[Stored data entries]

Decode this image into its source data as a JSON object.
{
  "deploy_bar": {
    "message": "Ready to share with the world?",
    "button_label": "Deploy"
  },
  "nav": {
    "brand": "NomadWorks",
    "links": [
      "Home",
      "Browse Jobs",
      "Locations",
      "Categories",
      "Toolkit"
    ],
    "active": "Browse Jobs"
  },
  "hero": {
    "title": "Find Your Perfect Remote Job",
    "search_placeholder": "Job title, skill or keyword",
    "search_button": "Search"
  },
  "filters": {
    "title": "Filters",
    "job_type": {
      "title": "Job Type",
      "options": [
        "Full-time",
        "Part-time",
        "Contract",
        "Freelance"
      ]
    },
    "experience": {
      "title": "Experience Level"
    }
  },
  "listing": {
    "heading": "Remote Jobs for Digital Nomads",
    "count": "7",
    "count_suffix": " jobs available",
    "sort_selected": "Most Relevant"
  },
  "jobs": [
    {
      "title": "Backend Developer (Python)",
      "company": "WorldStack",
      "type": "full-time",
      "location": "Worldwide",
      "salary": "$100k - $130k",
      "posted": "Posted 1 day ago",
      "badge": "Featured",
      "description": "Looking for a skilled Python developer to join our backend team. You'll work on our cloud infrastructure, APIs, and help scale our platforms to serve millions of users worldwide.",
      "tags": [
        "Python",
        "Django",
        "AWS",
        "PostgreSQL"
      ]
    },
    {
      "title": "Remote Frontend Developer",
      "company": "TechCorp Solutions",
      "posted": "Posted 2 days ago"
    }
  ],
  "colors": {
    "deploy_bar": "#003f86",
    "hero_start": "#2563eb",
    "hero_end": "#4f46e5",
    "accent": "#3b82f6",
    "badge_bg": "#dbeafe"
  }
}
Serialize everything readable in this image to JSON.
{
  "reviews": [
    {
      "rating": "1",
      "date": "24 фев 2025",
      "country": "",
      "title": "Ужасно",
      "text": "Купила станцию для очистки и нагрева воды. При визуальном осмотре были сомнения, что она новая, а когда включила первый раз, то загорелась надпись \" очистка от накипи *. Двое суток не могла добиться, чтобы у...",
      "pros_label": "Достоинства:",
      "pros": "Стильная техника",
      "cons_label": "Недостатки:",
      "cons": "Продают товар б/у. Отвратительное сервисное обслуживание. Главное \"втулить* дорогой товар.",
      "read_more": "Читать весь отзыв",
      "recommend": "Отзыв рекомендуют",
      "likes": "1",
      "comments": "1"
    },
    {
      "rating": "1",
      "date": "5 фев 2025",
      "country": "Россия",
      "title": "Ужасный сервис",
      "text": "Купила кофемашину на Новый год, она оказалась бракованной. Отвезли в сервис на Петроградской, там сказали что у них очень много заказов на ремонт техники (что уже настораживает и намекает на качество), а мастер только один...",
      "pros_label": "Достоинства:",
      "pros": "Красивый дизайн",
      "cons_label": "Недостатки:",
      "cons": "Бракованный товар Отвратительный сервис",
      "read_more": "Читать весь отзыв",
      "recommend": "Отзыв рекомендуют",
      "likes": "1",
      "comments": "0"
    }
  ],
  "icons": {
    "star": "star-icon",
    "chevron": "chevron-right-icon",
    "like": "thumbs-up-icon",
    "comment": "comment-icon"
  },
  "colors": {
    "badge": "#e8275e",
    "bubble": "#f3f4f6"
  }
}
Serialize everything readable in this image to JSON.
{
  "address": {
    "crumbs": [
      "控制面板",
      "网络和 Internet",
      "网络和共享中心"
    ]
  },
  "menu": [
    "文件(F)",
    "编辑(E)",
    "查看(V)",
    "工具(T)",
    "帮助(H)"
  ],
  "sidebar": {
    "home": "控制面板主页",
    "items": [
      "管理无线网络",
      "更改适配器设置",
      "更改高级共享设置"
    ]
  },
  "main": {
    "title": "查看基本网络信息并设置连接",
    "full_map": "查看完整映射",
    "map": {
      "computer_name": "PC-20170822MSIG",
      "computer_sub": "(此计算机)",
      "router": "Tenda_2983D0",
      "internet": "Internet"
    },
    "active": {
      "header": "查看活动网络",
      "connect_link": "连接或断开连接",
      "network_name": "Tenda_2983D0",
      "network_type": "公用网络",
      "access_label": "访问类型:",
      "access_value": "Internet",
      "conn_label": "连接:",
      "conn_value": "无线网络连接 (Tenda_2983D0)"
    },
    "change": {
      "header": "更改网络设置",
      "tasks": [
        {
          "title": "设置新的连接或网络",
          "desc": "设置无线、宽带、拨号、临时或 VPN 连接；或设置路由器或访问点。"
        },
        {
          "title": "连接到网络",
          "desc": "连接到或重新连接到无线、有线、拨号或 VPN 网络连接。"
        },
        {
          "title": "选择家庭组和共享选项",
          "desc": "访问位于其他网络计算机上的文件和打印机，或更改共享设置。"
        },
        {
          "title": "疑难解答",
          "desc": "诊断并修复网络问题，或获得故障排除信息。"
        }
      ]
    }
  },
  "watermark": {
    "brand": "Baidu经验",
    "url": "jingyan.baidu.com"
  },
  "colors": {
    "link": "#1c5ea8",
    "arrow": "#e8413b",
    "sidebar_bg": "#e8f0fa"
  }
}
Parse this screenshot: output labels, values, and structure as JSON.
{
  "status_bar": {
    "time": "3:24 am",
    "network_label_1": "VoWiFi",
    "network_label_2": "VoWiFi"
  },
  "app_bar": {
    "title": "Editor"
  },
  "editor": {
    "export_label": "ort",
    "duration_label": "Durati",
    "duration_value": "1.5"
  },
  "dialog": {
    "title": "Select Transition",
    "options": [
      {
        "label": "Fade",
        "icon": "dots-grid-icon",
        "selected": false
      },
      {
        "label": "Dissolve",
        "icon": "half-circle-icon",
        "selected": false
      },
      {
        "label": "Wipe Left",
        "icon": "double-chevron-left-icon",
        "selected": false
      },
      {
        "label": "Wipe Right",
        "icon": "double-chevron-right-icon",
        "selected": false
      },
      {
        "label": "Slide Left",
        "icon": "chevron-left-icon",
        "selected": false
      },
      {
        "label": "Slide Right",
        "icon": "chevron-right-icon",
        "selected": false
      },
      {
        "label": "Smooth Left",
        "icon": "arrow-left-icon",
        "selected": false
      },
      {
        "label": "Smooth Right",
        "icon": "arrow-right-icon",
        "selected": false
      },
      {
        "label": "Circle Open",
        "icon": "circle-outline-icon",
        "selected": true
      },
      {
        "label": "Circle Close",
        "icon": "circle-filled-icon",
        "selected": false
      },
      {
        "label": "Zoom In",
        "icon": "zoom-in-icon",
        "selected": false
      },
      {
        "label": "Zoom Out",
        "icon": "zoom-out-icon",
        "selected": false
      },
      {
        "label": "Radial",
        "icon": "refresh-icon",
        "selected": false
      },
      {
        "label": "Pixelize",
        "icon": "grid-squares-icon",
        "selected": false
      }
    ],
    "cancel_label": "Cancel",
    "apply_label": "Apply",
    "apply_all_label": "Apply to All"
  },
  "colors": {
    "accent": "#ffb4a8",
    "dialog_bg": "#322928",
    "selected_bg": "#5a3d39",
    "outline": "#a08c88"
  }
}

_Problem_: Take the material above and return all of it exactly.

_Correct response_:
Decode this image into its source data as a JSON object.
{
  "deploy_bar": {
    "message": "Ready to share with the world?",
    "button_label": "Deploy"
  },
  "nav": {
    "brand": "NomadWorks",
    "links": [
      "Home",
      "Browse Jobs",
      "Locations",
      "Categories",
      "Toolkit"
    ],
    "active": "Browse Jobs"
  },
  "hero": {
    "title": "Find Your Perfect Remote Job",
    "search_placeholder": "Job title, skill or keyword",
    "search_button": "Search"
  },
  "filters": {
    "title": "Filters",
    "job_type": {
      "title": "Job Type",
      "options": [
        "Full-time",
        "Part-time",
        "Contract",
        "Freelance"
      ]
    },
    "experience": {
      "title": "Experience Level"
    }
  },
  "listing": {
    "heading": "Remote Jobs for Digital Nomads",
    "count": "7",
    "count_suffix": " jobs available",
    "sort_selected": "Most Relevant"
  },
  "jobs": [
    {
      "title": "Backend Developer (Python)",
      "company": "WorldStack",
      "type": "full-time",
      "location": "Worldwide",
      "salary": "$100k - $130k",
      "posted": "Posted 1 day ago",
      "badge": "Featured",
      "description": "Looking for a skilled Python developer to join our backend team. You'll work on our cloud infrastructure, APIs, and help scale our platforms to serve millions of users worldwide.",
      "tags": [
        "Python",
        "Django",
        "AWS",
        "PostgreSQL"
      ]
    },
    {
      "title": "Remote Frontend Developer",
      "company": "TechCorp Solutions",
      "posted": "Posted 2 days ago"
    }
  ],
  "colors": {
    "deploy_bar": "#003f86",
    "hero_start": "#2563eb",
    "hero_end": "#4f46e5",
    "accent": "#3b82f6",
    "badge_bg": "#dbeafe"
  }
}
Serialize everything readable in this image to JSON.
{
  "reviews": [
    {
      "rating": "1",
      "date": "24 фев 2025",
      "country": "",
      "title": "Ужасно",
      "text": "Купила станцию для очистки и нагрева воды. При визуальном осмотре были сомнения, что она новая, а когда включила первый раз, то загорелась надпись \" очистка от накипи *. Двое суток не могла добиться, чтобы у...",
      "pros_label": "Достоинства:",
      "pros": "Стильная техника",
      "cons_label": "Недостатки:",
      "cons": "Продают товар б/у. Отвратительное сервисное обслуживание. Главное \"втулить* дорогой товар.",
      "read_more": "Читать весь отзыв",
      "recommend": "Отзыв рекомендуют",
      "likes": "1",
      "comments": "1"
    },
    {
      "rating": "1",
      "date": "5 фев 2025",
      "country": "Россия",
      "title": "Ужасный сервис",
      "text": "Купила кофемашину на Новый год, она оказалась бракованной. Отвезли в сервис на Петроградской, там сказали что у них очень много заказов на ремонт техники (что уже настораживает и намекает на качество), а мастер только один...",
      "pros_label": "Достоинства:",
      "pros": "Красивый дизайн",
      "cons_label": "Недостатки:",
      "cons": "Бракованный товар Отвратительный сервис",
      "read_more": "Читать весь отзыв",
      "recommend": "Отзыв рекомендуют",
      "likes": "1",
      "comments": "0"
    }
  ],
  "icons": {
    "star": "star-icon",
    "chevron": "chevron-right-icon",
    "like": "thumbs-up-icon",
    "comment": "comment-icon"
  },
  "colors": {
    "badge": "#e8275e",
    "bubble": "#f3f4f6"
  }
}
Serialize everything readable in this image to JSON.
{
  "address": {
    "crumbs": [
      "控制面板",
      "网络和 Internet",
      "网络和共享中心"
    ]
  },
  "menu": [
    "文件(F)",
    "编辑(E)",
    "查看(V)",
    "工具(T)",
    "帮助(H)"
  ],
  "sidebar": {
    "home": "控制面板主页",
    "items": [
      "管理无线网络",
      "更改适配器设置",
      "更改高级共享设置"
    ]
  },
  "main": {
    "title": "查看基本网络信息并设置连接",
    "full_map": "查看完整映射",
    "map": {
      "computer_name": "PC-20170822MSIG",
      "computer_sub": "(此计算机)",
      "router": "Tenda_2983D0",
      "internet": "Internet"
    },
    "active": {
      "header": "查看活动网络",
      "connect_link": "连接或断开连接",
      "network_name": "Tenda_2983D0",
      "network_type": "公用网络",
      "access_label": "访问类型:",
      "access_value": "Internet",
      "conn_label": "连接:",
      "conn_value": "无线网络连接 (Tenda_2983D0)"
    },
    "change": {
      "header": "更改网络设置",
      "tasks": [
        {
          "title": "设置新的连接或网络",
          "desc": "设置无线、宽带、拨号、临时或 VPN 连接；或设置路由器或访问点。"
        },
        {
          "title": "连接到网络",
          "desc": "连接到或重新连接到无线、有线、拨号或 VPN 网络连接。"
        },
        {
          "title": "选择家庭组和共享选项",
          "desc": "访问位于其他网络计算机上的文件和打印机，或更改共享设置。"
        },
        {
          "title": "疑难解答",
          "desc": "诊断并修复网络问题，或获得故障排除信息。"
        }
      ]
    }
  },
  "watermark": {
    "brand": "Baidu经验",
    "url": "jingyan.baidu.com"
  },
  "colors": {
    "link": "#1c5ea8",
    "arrow": "#e8413b",
    "sidebar_bg": "#e8f0fa"
  }
}
Parse this screenshot: output labels, values, and structure as JSON.
{
  "status_bar": {
    "time": "3:24 am",
    "network_label_1": "VoWiFi",
    "network_label_2": "VoWiFi"
  },
  "app_bar": {
    "title": "Editor"
  },
  "editor": {
    "export_label": "ort",
    "duration_label": "Durati",
    "duration_value": "1.5"
  },
  "dialog": {
    "title": "Select Transition",
    "options": [
      {
        "label": "Fade",
        "icon": "dots-grid-icon",
        "selected": false
      },
      {
        "label": "Dissolve",
        "icon": "half-circle-icon",
        "selected": false
      },
      {
        "label": "Wipe Left",
        "icon": "double-chevron-left-icon",
        "selected": false
      },
      {
        "label": "Wipe Right",
        "icon": "double-chevron-right-icon",
        "selected": false
      },
      {
        "label": "Slide Left",
        "icon": "chevron-left-icon",
        "selected": false
      },
      {
        "label": "Slide Right",
        "icon": "chevron-right-icon",
        "selected": false
      },
      {
        "label": "Smooth Left",
        "icon": "arrow-left-icon",
        "selected": false
      },
      {
        "label": "Smooth Right",
        "icon": "arrow-right-icon",
        "selected": false
      },
      {
        "label": "Circle Open",
        "icon": "circle-outline-icon",
        "selected": true
      },
      {
        "label": "Circle Close",
        "icon": "circle-filled-icon",
        "selected": false
      },
      {
        "label": "Zoom In",
        "icon": "zoom-in-icon",
        "selected": false
      },
      {
        "label": "Zoom Out",
        "icon": "zoom-out-icon",
        "selected": false
      },
      {
        "label": "Radial",
        "icon": "refresh-icon",
        "selected": false
      },
      {
        "label": "Pixelize",
        "icon": "grid-squares-icon",
        "selected": false
      }
    ],
    "cancel_label": "Cancel",
    "apply_label": "Apply",
    "apply_all_label": "Apply to All"
  },
  "colors": {
    "accent": "#ffb4a8",
    "dialog_bg": "#322928",
    "selected_bg": "#5a3d39",
    "outline": "#a08c88"
  }
}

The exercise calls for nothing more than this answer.